(Data entries for graphics)
:::
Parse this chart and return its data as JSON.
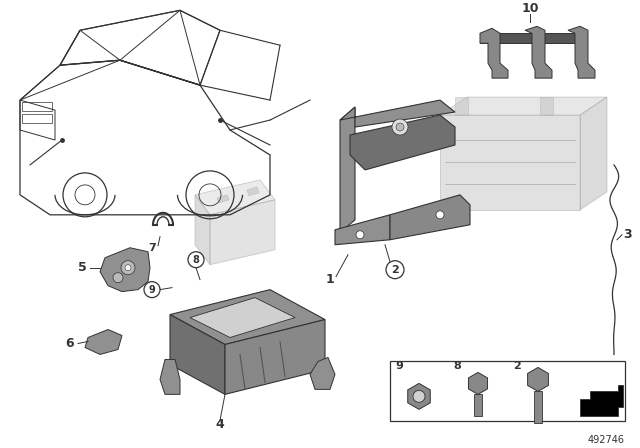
{
  "bg_color": "#ffffff",
  "diagram_number": "492746",
  "line_color": "#333333",
  "dark_gray": "#555555",
  "mid_gray": "#888888",
  "light_gray": "#bbbbbb",
  "ghost_gray": "#cccccc",
  "part_gray": "#909090",
  "part_dark": "#707070"
}
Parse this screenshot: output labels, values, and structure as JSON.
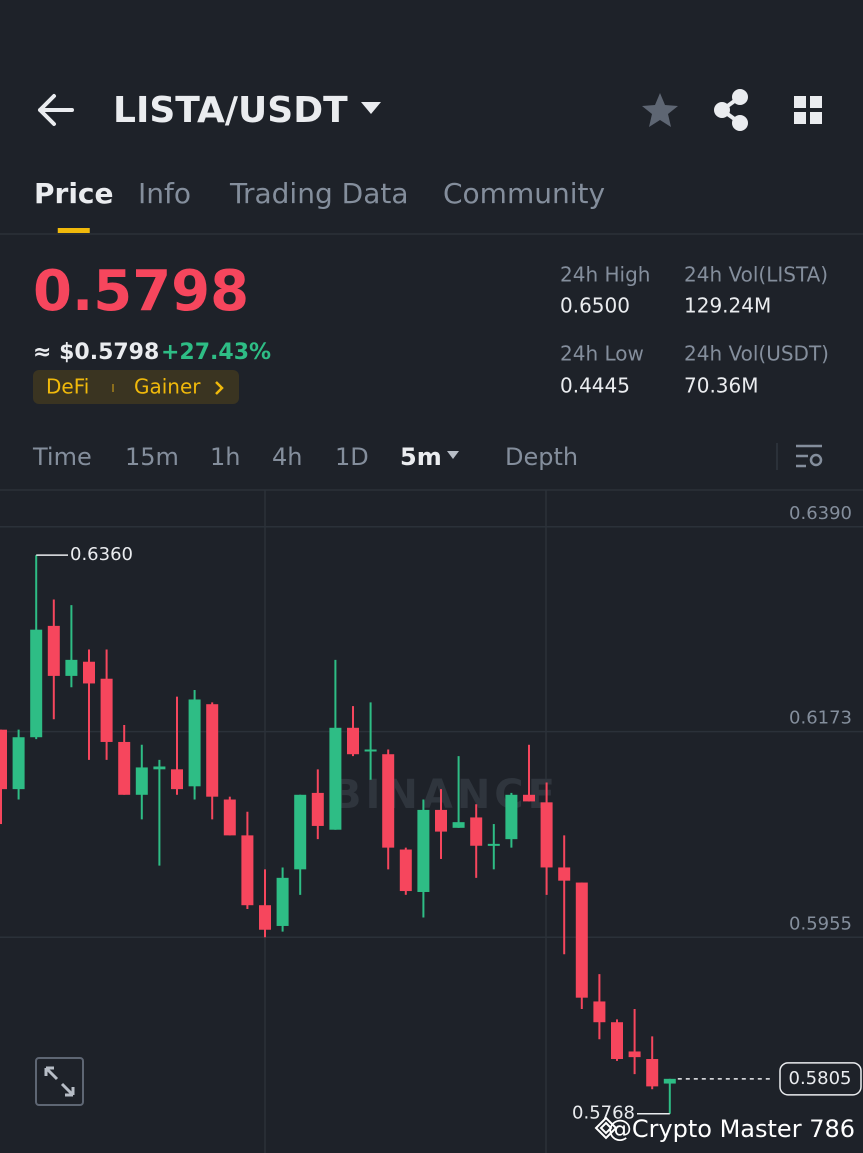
{
  "header": {
    "title": "LISTA/USDT"
  },
  "tabs": [
    "Price",
    "Info",
    "Trading Data",
    "Community"
  ],
  "active_tab": 0,
  "ticker": {
    "price": "0.5798",
    "usd_price": "≈ $0.5798",
    "change": "+27.43%",
    "tags": [
      "DeFi",
      "Gainer"
    ],
    "stats": [
      {
        "label": "24h High",
        "value": "0.6500"
      },
      {
        "label": "24h Vol(LISTA)",
        "value": "129.24M"
      },
      {
        "label": "24h Low",
        "value": "0.4445"
      },
      {
        "label": "24h Vol(USDT)",
        "value": "70.36M"
      }
    ]
  },
  "intervals": [
    "Time",
    "15m",
    "1h",
    "4h",
    "1D",
    "5m",
    "Depth"
  ],
  "active_interval": 5,
  "chart": {
    "type": "candlestick",
    "watermark": "BINANCE",
    "ylim": [
      0.5737,
      0.6429
    ],
    "yticks": [
      {
        "value": 0.639,
        "label": "0.6390"
      },
      0.6173,
      0.5955
    ],
    "grid": true,
    "up_color": "#2ebd85",
    "down_color": "#f6465d",
    "high_label": {
      "value": 0.636,
      "label": "0.6360"
    },
    "low_label": {
      "value": 0.5768,
      "label": "0.5768"
    },
    "last_price": {
      "value": 0.5805,
      "label": "0.5805"
    },
    "candles": [
      {
        "o": 0.6175,
        "h": 0.6175,
        "l": 0.6075,
        "c": 0.6112
      },
      {
        "o": 0.6112,
        "h": 0.6175,
        "l": 0.6101,
        "c": 0.6167
      },
      {
        "o": 0.6167,
        "h": 0.636,
        "l": 0.6165,
        "c": 0.6281
      },
      {
        "o": 0.6285,
        "h": 0.6313,
        "l": 0.6186,
        "c": 0.6232
      },
      {
        "o": 0.6232,
        "h": 0.6307,
        "l": 0.622,
        "c": 0.6249
      },
      {
        "o": 0.6247,
        "h": 0.626,
        "l": 0.6143,
        "c": 0.6224
      },
      {
        "o": 0.6229,
        "h": 0.626,
        "l": 0.6143,
        "c": 0.6162
      },
      {
        "o": 0.6162,
        "h": 0.618,
        "l": 0.6106,
        "c": 0.6106
      },
      {
        "o": 0.6106,
        "h": 0.6159,
        "l": 0.608,
        "c": 0.6135
      },
      {
        "o": 0.6133,
        "h": 0.6143,
        "l": 0.6031,
        "c": 0.6136
      },
      {
        "o": 0.6133,
        "h": 0.621,
        "l": 0.6106,
        "c": 0.6112
      },
      {
        "o": 0.6115,
        "h": 0.6217,
        "l": 0.6101,
        "c": 0.6207
      },
      {
        "o": 0.6202,
        "h": 0.6204,
        "l": 0.608,
        "c": 0.6104
      },
      {
        "o": 0.6101,
        "h": 0.6104,
        "l": 0.6063,
        "c": 0.6063
      },
      {
        "o": 0.6063,
        "h": 0.6088,
        "l": 0.5985,
        "c": 0.5989
      },
      {
        "o": 0.5989,
        "h": 0.6027,
        "l": 0.5955,
        "c": 0.5963
      },
      {
        "o": 0.5967,
        "h": 0.6029,
        "l": 0.5961,
        "c": 0.6018
      },
      {
        "o": 0.6027,
        "h": 0.6106,
        "l": 0.6,
        "c": 0.6106
      },
      {
        "o": 0.6108,
        "h": 0.6133,
        "l": 0.6059,
        "c": 0.6073
      },
      {
        "o": 0.6069,
        "h": 0.6249,
        "l": 0.6069,
        "c": 0.6177
      },
      {
        "o": 0.6177,
        "h": 0.62,
        "l": 0.6147,
        "c": 0.6149
      },
      {
        "o": 0.6152,
        "h": 0.6204,
        "l": 0.6122,
        "c": 0.6154
      },
      {
        "o": 0.6149,
        "h": 0.6154,
        "l": 0.6027,
        "c": 0.605
      },
      {
        "o": 0.6048,
        "h": 0.605,
        "l": 0.6,
        "c": 0.6004
      },
      {
        "o": 0.6003,
        "h": 0.6101,
        "l": 0.5976,
        "c": 0.609
      },
      {
        "o": 0.609,
        "h": 0.6112,
        "l": 0.6038,
        "c": 0.6067
      },
      {
        "o": 0.6071,
        "h": 0.6147,
        "l": 0.6071,
        "c": 0.6077
      },
      {
        "o": 0.6082,
        "h": 0.6096,
        "l": 0.6018,
        "c": 0.6052
      },
      {
        "o": 0.6052,
        "h": 0.6075,
        "l": 0.6027,
        "c": 0.6054
      },
      {
        "o": 0.6059,
        "h": 0.6108,
        "l": 0.605,
        "c": 0.6106
      },
      {
        "o": 0.6106,
        "h": 0.6159,
        "l": 0.6099,
        "c": 0.6099
      },
      {
        "o": 0.6098,
        "h": 0.6119,
        "l": 0.6,
        "c": 0.6029
      },
      {
        "o": 0.6029,
        "h": 0.6063,
        "l": 0.5937,
        "c": 0.6015
      },
      {
        "o": 0.6013,
        "h": 0.6013,
        "l": 0.5879,
        "c": 0.5891
      },
      {
        "o": 0.5887,
        "h": 0.5916,
        "l": 0.5847,
        "c": 0.5865
      },
      {
        "o": 0.5865,
        "h": 0.5868,
        "l": 0.5824,
        "c": 0.5826
      },
      {
        "o": 0.5834,
        "h": 0.5879,
        "l": 0.581,
        "c": 0.5828
      },
      {
        "o": 0.5826,
        "h": 0.585,
        "l": 0.5794,
        "c": 0.5797
      },
      {
        "o": 0.58,
        "h": 0.5805,
        "l": 0.5768,
        "c": 0.5805
      }
    ]
  },
  "overlay": {
    "watermark": "@Crypto Master 786"
  }
}
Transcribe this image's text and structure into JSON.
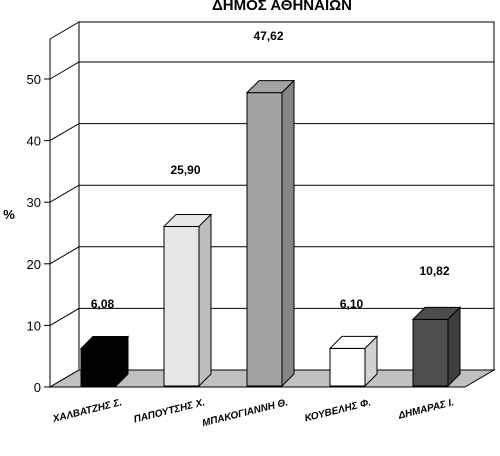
{
  "chart_data": {
    "type": "bar",
    "title": "ΔΗΜΟΣ ΑΘΗΝΑΙΩΝ",
    "xlabel": "",
    "ylabel": "%",
    "ylim": [
      0,
      55
    ],
    "yticks": [
      0,
      10,
      20,
      30,
      40,
      50
    ],
    "grid": true,
    "categories": [
      "ΧΑΛΒΑΤΖΗΣ Σ.",
      "ΠΑΠΟΥΤΣΗΣ Χ.",
      "ΜΠΑΚΟΓΙΑΝΝΗ Θ.",
      "ΚΟΥΒΕΛΗΣ Φ.",
      "ΔΗΜΑΡΑΣ Ι."
    ],
    "values": [
      6.08,
      25.9,
      47.62,
      6.1,
      10.82
    ],
    "value_labels": [
      "6,08",
      "25,90",
      "47,62",
      "6,10",
      "10,82"
    ],
    "bar_colors": [
      "#000000",
      "#e6e6e6",
      "#a3a3a3",
      "#ffffff",
      "#4d4d4d"
    ],
    "floor_color": "#c0c0c0"
  }
}
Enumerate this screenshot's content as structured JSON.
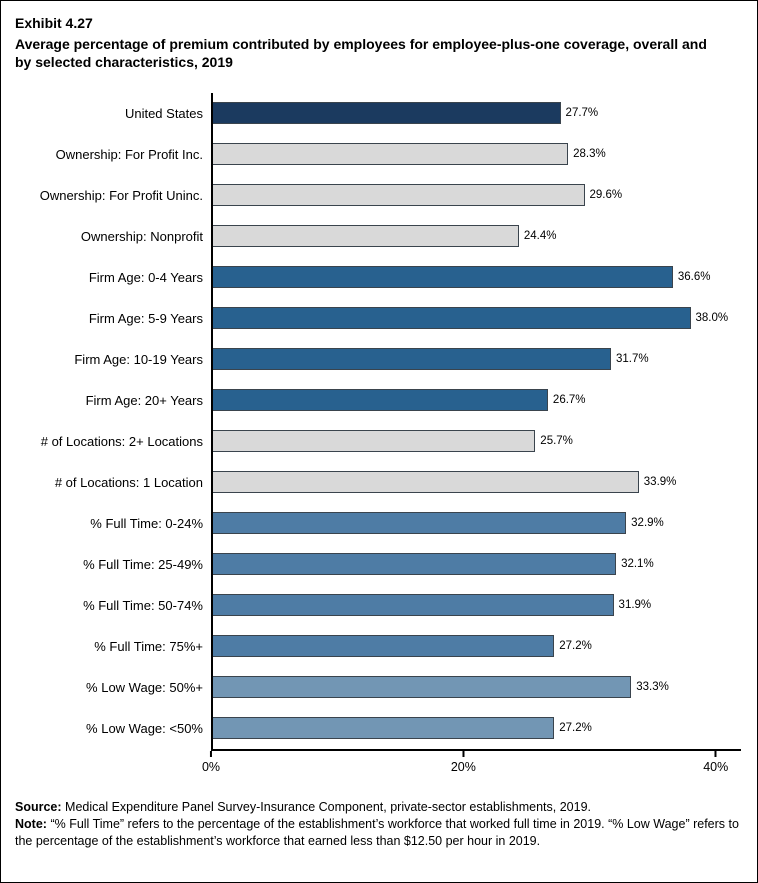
{
  "header": {
    "exhibit": "Exhibit 4.27",
    "title": "Average percentage of premium contributed by employees for employee-plus-one coverage, overall and by selected characteristics, 2019"
  },
  "chart_data": {
    "type": "bar",
    "orientation": "horizontal",
    "title": "Average percentage of premium contributed by employees for employee-plus-one coverage, overall and by selected characteristics, 2019",
    "xlabel": "",
    "ylabel": "",
    "xlim": [
      0,
      42
    ],
    "x_ticks": [
      "0%",
      "20%",
      "40%"
    ],
    "x_tick_values": [
      0,
      20,
      40
    ],
    "grid": false,
    "legend": "none",
    "rows": [
      {
        "label": "United States",
        "value": 27.7,
        "display": "27.7%",
        "group": "overall"
      },
      {
        "label": "Ownership: For Profit Inc.",
        "value": 28.3,
        "display": "28.3%",
        "group": "ownership"
      },
      {
        "label": "Ownership: For Profit Uninc.",
        "value": 29.6,
        "display": "29.6%",
        "group": "ownership"
      },
      {
        "label": "Ownership: Nonprofit",
        "value": 24.4,
        "display": "24.4%",
        "group": "ownership"
      },
      {
        "label": "Firm Age: 0-4 Years",
        "value": 36.6,
        "display": "36.6%",
        "group": "firm_age"
      },
      {
        "label": "Firm Age: 5-9 Years",
        "value": 38.0,
        "display": "38.0%",
        "group": "firm_age"
      },
      {
        "label": "Firm Age: 10-19 Years",
        "value": 31.7,
        "display": "31.7%",
        "group": "firm_age"
      },
      {
        "label": "Firm Age: 20+ Years",
        "value": 26.7,
        "display": "26.7%",
        "group": "firm_age"
      },
      {
        "label": "# of Locations: 2+ Locations",
        "value": 25.7,
        "display": "25.7%",
        "group": "locations"
      },
      {
        "label": "# of Locations: 1 Location",
        "value": 33.9,
        "display": "33.9%",
        "group": "locations"
      },
      {
        "label": "% Full Time: 0-24%",
        "value": 32.9,
        "display": "32.9%",
        "group": "full_time"
      },
      {
        "label": "% Full Time: 25-49%",
        "value": 32.1,
        "display": "32.1%",
        "group": "full_time"
      },
      {
        "label": "% Full Time: 50-74%",
        "value": 31.9,
        "display": "31.9%",
        "group": "full_time"
      },
      {
        "label": "% Full Time: 75%+",
        "value": 27.2,
        "display": "27.2%",
        "group": "full_time"
      },
      {
        "label": "% Low Wage: 50%+",
        "value": 33.3,
        "display": "33.3%",
        "group": "low_wage"
      },
      {
        "label": "% Low Wage: <50%",
        "value": 27.2,
        "display": "27.2%",
        "group": "low_wage"
      }
    ],
    "colors": {
      "overall": "#1b3a5f",
      "ownership": "#d9d9d9",
      "firm_age": "#28618f",
      "locations": "#d9d9d9",
      "full_time": "#4e7ca5",
      "low_wage": "#7296b4"
    },
    "bar_border_color": "#3a444d"
  },
  "footer": {
    "source_label": "Source:",
    "source_text": "Medical Expenditure Panel Survey-Insurance Component, private-sector establishments, 2019.",
    "note_label": "Note:",
    "note_text": "“% Full Time” refers to the percentage of the establishment’s workforce that worked full time in 2019. “% Low Wage” refers to the percentage of the establishment’s workforce that earned less than $12.50 per hour in 2019."
  }
}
:::
▶ Brief
Which lines hold the string "title"? Copy all of them from the data above.

▶ Solution to this task
    "title": "LISTA/USDT"
    "title": "ΔΗΜΟΣ ΑΘΗΝΑΙΩΝ",
    "title": "Average percentage of premium contributed by employees for employee-plus-one coverage, overall and by selected characteristics, 2019"
    "title": "Average percentage of premium contributed by employees for employee-plus-one coverage, overall and by selected characteristics, 2019",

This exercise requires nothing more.